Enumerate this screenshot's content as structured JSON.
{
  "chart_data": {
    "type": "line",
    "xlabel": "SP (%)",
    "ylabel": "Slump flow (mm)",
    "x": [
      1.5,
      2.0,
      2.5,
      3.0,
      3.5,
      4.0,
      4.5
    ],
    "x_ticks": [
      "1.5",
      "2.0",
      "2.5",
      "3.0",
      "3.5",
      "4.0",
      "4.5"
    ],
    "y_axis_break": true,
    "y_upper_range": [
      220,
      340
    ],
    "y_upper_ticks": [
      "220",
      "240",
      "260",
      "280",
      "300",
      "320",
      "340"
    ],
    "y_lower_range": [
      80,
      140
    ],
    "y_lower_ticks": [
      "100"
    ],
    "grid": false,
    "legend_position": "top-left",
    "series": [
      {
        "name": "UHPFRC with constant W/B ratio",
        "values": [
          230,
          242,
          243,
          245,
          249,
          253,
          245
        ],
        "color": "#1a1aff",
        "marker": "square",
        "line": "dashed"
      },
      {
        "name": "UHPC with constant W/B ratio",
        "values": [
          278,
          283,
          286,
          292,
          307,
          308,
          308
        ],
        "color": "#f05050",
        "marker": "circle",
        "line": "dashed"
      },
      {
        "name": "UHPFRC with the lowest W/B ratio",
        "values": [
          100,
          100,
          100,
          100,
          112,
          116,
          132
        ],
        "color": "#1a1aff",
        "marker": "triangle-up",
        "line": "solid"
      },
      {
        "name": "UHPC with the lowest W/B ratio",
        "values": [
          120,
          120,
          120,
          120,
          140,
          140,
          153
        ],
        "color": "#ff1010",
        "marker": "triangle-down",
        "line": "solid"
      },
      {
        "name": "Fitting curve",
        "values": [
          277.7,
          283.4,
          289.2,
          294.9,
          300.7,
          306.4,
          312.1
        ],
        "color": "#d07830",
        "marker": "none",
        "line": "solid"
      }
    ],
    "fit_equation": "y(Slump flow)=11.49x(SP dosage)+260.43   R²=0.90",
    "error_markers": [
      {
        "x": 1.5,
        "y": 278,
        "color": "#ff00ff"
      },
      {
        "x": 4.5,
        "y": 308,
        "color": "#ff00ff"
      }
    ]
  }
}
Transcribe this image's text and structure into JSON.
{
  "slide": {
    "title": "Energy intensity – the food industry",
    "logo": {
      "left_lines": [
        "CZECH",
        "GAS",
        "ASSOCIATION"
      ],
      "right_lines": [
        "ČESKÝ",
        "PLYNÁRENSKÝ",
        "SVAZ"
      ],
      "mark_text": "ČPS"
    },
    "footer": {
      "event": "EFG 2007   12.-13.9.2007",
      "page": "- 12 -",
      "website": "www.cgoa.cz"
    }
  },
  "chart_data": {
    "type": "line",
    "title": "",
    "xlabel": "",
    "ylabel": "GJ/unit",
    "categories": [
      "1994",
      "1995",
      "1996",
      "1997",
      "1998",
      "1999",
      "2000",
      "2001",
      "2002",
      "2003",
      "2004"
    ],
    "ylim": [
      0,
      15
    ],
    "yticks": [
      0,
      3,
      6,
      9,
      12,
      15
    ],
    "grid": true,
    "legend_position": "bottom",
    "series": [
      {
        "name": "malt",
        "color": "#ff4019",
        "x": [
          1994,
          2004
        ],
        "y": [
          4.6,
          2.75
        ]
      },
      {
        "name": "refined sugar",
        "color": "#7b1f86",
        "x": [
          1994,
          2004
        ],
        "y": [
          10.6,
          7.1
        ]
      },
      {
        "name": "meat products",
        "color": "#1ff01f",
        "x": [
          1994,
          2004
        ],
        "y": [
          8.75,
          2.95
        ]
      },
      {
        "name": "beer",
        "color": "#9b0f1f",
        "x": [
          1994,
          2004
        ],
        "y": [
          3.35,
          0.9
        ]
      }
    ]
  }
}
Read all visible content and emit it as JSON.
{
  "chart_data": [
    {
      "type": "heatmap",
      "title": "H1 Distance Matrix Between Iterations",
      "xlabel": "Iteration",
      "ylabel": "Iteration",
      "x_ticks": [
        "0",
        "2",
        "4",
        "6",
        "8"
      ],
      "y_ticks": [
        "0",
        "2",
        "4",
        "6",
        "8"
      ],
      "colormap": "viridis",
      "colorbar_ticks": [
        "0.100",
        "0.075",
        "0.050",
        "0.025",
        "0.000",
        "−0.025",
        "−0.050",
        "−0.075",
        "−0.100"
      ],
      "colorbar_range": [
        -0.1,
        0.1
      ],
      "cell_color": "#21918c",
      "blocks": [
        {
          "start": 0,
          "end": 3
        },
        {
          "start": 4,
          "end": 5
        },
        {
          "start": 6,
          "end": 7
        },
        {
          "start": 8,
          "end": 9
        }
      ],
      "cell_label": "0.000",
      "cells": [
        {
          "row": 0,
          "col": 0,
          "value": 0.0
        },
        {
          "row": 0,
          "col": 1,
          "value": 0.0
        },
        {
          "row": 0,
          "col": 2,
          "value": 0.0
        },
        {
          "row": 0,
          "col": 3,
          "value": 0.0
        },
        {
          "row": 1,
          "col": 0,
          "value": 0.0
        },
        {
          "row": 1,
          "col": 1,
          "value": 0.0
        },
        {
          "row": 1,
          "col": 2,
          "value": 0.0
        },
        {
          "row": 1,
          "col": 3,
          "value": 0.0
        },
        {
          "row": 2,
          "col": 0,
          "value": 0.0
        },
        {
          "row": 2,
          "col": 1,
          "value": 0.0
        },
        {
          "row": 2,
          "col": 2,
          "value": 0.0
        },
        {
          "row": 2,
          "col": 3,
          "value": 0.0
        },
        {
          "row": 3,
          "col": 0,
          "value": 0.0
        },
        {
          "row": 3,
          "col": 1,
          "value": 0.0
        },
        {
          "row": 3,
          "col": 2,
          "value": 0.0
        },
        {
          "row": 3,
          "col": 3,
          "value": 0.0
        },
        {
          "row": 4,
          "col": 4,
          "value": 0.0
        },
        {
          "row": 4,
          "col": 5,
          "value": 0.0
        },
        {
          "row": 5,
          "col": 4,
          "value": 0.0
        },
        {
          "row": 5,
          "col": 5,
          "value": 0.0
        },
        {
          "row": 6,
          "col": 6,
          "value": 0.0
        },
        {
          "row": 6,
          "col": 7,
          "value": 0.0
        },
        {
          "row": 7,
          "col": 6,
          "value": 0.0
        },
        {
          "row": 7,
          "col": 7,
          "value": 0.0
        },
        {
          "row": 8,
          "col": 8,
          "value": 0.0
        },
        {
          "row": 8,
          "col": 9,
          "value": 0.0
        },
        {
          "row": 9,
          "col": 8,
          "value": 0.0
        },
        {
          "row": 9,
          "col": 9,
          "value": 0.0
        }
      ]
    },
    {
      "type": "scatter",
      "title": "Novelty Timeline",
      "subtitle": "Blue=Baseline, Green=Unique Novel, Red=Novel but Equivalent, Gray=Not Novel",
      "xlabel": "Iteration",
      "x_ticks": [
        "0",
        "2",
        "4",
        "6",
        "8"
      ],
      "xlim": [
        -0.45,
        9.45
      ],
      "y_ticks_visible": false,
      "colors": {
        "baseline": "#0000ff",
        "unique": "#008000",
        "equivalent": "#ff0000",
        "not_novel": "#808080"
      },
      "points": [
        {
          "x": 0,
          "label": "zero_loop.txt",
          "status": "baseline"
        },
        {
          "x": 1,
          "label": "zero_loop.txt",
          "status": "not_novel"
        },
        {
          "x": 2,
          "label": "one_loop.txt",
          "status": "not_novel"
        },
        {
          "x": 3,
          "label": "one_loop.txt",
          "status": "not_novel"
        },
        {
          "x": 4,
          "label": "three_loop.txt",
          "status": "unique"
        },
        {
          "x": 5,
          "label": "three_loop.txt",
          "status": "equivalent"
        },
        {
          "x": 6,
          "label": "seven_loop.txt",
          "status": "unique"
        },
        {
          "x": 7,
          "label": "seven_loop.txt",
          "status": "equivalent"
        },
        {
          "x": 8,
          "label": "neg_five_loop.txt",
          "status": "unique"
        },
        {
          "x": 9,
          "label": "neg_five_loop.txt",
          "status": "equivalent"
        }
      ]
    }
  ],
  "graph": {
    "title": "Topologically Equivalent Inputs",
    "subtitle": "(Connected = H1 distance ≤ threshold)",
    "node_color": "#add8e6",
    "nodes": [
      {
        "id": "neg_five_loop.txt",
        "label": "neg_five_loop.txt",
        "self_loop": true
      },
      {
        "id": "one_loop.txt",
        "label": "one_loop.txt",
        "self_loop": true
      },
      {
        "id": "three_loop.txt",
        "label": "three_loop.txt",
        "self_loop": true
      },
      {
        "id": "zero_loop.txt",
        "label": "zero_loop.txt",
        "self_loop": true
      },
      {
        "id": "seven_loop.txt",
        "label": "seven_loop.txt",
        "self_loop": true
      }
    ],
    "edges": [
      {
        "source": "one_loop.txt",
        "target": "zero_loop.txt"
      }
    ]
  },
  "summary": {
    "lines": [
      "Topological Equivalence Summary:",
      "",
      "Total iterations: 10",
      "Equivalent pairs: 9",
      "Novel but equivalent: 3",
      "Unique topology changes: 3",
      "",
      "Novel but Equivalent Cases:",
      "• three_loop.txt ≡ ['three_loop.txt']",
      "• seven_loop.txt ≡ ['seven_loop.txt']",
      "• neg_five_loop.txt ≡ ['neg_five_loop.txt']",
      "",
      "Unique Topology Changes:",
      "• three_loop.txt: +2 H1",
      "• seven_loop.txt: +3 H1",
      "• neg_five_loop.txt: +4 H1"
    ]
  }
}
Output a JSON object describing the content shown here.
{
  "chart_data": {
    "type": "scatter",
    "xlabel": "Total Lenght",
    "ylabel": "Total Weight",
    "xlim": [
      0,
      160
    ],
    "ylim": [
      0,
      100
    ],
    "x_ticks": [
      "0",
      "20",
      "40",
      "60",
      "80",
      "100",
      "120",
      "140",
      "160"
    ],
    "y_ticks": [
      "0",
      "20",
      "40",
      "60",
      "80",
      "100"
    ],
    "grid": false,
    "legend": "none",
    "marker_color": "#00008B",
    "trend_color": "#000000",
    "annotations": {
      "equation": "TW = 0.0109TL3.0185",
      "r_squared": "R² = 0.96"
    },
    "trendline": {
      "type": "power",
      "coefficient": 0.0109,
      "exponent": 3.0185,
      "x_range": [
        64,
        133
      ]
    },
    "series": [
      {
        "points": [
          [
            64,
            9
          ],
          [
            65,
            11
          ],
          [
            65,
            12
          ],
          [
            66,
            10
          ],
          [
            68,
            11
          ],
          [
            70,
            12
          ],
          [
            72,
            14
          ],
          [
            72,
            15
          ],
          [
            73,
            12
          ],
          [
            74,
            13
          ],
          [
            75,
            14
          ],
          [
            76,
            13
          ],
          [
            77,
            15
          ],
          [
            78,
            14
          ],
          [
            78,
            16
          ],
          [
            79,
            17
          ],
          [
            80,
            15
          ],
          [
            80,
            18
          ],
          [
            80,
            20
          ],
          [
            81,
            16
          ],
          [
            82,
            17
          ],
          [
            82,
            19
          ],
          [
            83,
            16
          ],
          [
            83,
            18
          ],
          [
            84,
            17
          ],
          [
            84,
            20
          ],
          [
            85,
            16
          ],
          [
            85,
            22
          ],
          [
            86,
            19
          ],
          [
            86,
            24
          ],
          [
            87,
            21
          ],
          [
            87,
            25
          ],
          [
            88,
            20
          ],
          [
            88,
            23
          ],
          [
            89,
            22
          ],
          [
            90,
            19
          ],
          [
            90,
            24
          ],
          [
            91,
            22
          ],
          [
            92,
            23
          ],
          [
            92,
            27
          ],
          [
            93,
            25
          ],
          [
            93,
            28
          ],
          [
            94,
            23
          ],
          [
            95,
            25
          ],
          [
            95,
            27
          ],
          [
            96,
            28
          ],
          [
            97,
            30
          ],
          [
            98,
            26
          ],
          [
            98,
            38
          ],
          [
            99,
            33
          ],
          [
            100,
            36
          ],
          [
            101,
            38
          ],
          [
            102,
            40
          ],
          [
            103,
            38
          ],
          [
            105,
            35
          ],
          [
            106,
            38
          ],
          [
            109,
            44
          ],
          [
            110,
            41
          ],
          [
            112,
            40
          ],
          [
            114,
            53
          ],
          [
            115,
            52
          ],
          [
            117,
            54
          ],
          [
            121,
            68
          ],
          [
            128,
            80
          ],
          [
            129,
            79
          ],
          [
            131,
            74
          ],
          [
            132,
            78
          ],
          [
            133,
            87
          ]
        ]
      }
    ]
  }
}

§ GOAL: Filter the data, keeping only the lines that contain "UHPC".

§ TASK ANSWER:
        "name": "UHPC with constant W/B ratio",
        "name": "UHPC with the lowest W/B ratio",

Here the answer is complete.